**Data provided**
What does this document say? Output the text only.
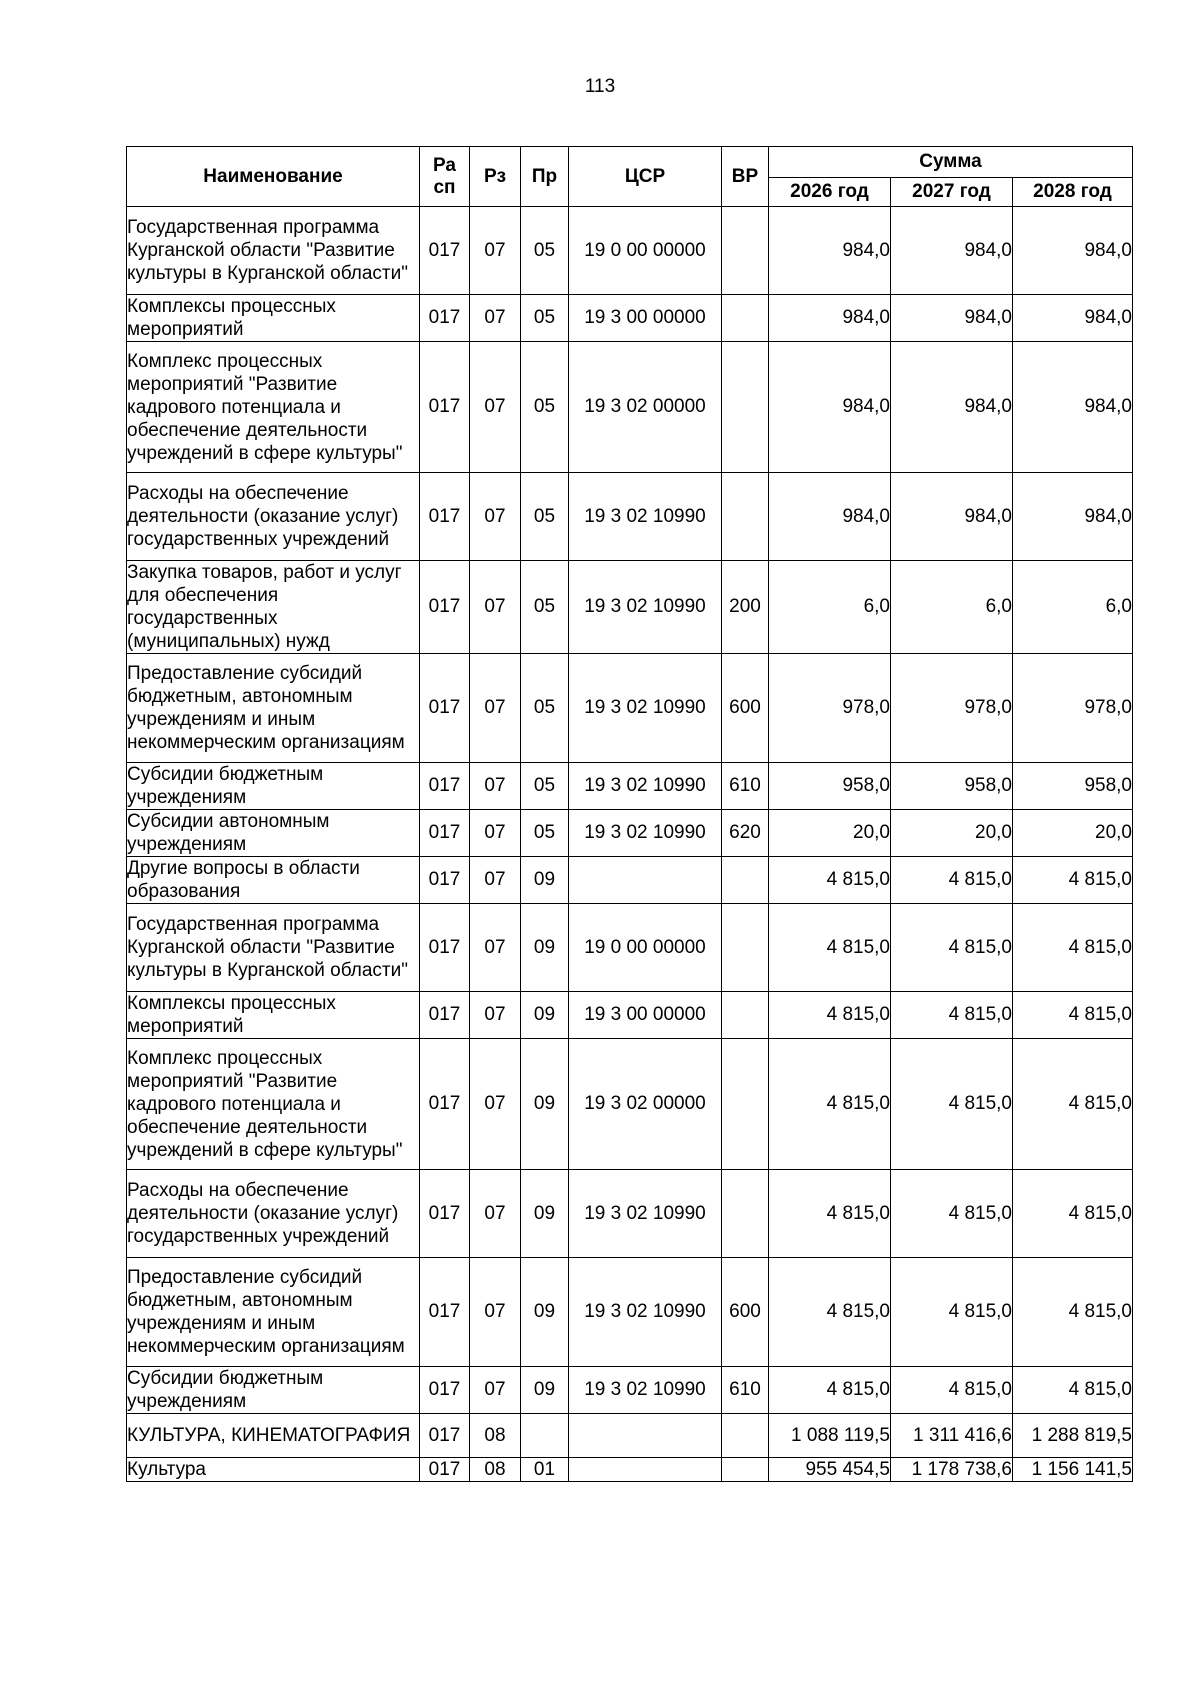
113
Наименование	Ра сп	Рз	Пр	ЦСР	ВР	Сумма		
						2026 год	2027 год	2028 год
Государственная программа Курганской области "Развитие культуры в Курганской области"	017	07	05	19 0 00 00000		984,0	984,0	984,0
Комплексы процессных мероприятий	017	07	05	19 3 00 00000		984,0	984,0	984,0
Комплекс процессных мероприятий "Развитие кадрового потенциала и обеспечение деятельности учреждений в сфере культуры"	017	07	05	19 3 02 00000		984,0	984,0	984,0
Расходы на обеспечение деятельности (оказание услуг) государственных учреждений	017	07	05	19 3 02 10990		984,0	984,0	984,0
Закупка товаров, работ и услуг для обеспечения государственных (муниципальных) нужд	017	07	05	19 3 02 10990	200	6,0	6,0	6,0
Предоставление субсидий бюджетным, автономным учреждениям и иным некоммерческим организациям	017	07	05	19 3 02 10990	600	978,0	978,0	978,0
Субсидии бюджетным учреждениям	017	07	05	19 3 02 10990	610	958,0	958,0	958,0
Субсидии автономным учреждениям	017	07	05	19 3 02 10990	620	20,0	20,0	20,0
Другие вопросы в области образования	017	07	09			4 815,0	4 815,0	4 815,0
Государственная программа Курганской области "Развитие культуры в Курганской области"	017	07	09	19 0 00 00000		4 815,0	4 815,0	4 815,0
Комплексы процессных мероприятий	017	07	09	19 3 00 00000		4 815,0	4 815,0	4 815,0
Комплекс процессных мероприятий "Развитие кадрового потенциала и обеспечение деятельности учреждений в сфере культуры"	017	07	09	19 3 02 00000		4 815,0	4 815,0	4 815,0
Расходы на обеспечение деятельности (оказание услуг) государственных учреждений	017	07	09	19 3 02 10990		4 815,0	4 815,0	4 815,0
Предоставление субсидий бюджетным, автономным учреждениям и иным некоммерческим организациям	017	07	09	19 3 02 10990	600	4 815,0	4 815,0	4 815,0
Субсидии бюджетным учреждениям	017	07	09	19 3 02 10990	610	4 815,0	4 815,0	4 815,0
КУЛЬТУРА, КИНЕМАТОГРАФИЯ	017	08				1 088 119,5	1 311 416,6	1 288 819,5
Культура	017	08	01			955 454,5	1 178 738,6	1 156 141,5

**Written instruction**
Output all of the entries verbatim, leaving out any images.

**In response**
What does this document say? Output the text only.
113
Наименование	Ра сп	Рз	Пр	ЦСР	ВР	Сумма		
						2026 год	2027 год	2028 год
Государственная программа Курганской области "Развитие культуры в Курганской области"	017	07	05	19 0 00 00000		984,0	984,0	984,0
Комплексы процессных мероприятий	017	07	05	19 3 00 00000		984,0	984,0	984,0
Комплекс процессных мероприятий "Развитие кадрового потенциала и обеспечение деятельности учреждений в сфере культуры"	017	07	05	19 3 02 00000		984,0	984,0	984,0
Расходы на обеспечение деятельности (оказание услуг) государственных учреждений	017	07	05	19 3 02 10990		984,0	984,0	984,0
Закупка товаров, работ и услуг для обеспечения государственных (муниципальных) нужд	017	07	05	19 3 02 10990	200	6,0	6,0	6,0
Предоставление субсидий бюджетным, автономным учреждениям и иным некоммерческим организациям	017	07	05	19 3 02 10990	600	978,0	978,0	978,0
Субсидии бюджетным учреждениям	017	07	05	19 3 02 10990	610	958,0	958,0	958,0
Субсидии автономным учреждениям	017	07	05	19 3 02 10990	620	20,0	20,0	20,0
Другие вопросы в области образования	017	07	09			4 815,0	4 815,0	4 815,0
Государственная программа Курганской области "Развитие культуры в Курганской области"	017	07	09	19 0 00 00000		4 815,0	4 815,0	4 815,0
Комплексы процессных мероприятий	017	07	09	19 3 00 00000		4 815,0	4 815,0	4 815,0
Комплекс процессных мероприятий "Развитие кадрового потенциала и обеспечение деятельности учреждений в сфере культуры"	017	07	09	19 3 02 00000		4 815,0	4 815,0	4 815,0
Расходы на обеспечение деятельности (оказание услуг) государственных учреждений	017	07	09	19 3 02 10990		4 815,0	4 815,0	4 815,0
Предоставление субсидий бюджетным, автономным учреждениям и иным некоммерческим организациям	017	07	09	19 3 02 10990	600	4 815,0	4 815,0	4 815,0
Субсидии бюджетным учреждениям	017	07	09	19 3 02 10990	610	4 815,0	4 815,0	4 815,0
КУЛЬТУРА, КИНЕМАТОГРАФИЯ	017	08				1 088 119,5	1 311 416,6	1 288 819,5
Культура	017	08	01			955 454,5	1 178 738,6	1 156 141,5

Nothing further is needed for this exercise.